Exercise objective:
Write out again only the lines running from the one that contains "Extract the structured" to the end of the records below, including both the first and the last.

Material for this task:
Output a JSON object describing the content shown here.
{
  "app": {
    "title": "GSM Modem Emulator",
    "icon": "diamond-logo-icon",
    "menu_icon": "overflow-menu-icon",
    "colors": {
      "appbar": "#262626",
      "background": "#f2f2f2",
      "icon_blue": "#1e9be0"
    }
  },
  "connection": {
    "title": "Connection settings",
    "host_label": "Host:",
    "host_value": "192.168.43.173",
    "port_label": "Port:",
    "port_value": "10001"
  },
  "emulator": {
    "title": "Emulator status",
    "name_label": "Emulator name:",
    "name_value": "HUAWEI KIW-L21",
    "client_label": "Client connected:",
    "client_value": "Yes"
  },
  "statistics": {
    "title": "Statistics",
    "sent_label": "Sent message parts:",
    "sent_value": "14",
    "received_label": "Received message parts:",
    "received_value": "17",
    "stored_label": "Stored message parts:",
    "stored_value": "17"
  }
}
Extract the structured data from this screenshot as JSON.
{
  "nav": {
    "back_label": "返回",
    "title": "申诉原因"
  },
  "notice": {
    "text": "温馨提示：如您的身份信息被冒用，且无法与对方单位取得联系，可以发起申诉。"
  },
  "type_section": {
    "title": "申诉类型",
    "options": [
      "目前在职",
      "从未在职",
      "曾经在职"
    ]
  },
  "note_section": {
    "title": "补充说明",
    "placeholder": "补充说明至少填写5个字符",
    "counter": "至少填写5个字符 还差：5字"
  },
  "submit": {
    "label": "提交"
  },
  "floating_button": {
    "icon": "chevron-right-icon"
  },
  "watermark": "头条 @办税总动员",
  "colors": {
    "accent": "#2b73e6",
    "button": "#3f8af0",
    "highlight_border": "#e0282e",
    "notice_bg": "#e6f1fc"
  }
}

The solution:
Extract the structured data from this screenshot as JSON.
{
  "nav": {
    "back_label": "返回",
    "title": "申诉原因"
  },
  "notice": {
    "text": "温馨提示：如您的身份信息被冒用，且无法与对方单位取得联系，可以发起申诉。"
  },
  "type_section": {
    "title": "申诉类型",
    "options": [
      "目前在职",
      "从未在职",
      "曾经在职"
    ]
  },
  "note_section": {
    "title": "补充说明",
    "placeholder": "补充说明至少填写5个字符",
    "counter": "至少填写5个字符 还差：5字"
  },
  "submit": {
    "label": "提交"
  },
  "floating_button": {
    "icon": "chevron-right-icon"
  },
  "watermark": "头条 @办税总动员",
  "colors": {
    "accent": "#2b73e6",
    "button": "#3f8af0",
    "highlight_border": "#e0282e",
    "notice_bg": "#e6f1fc"
  }
}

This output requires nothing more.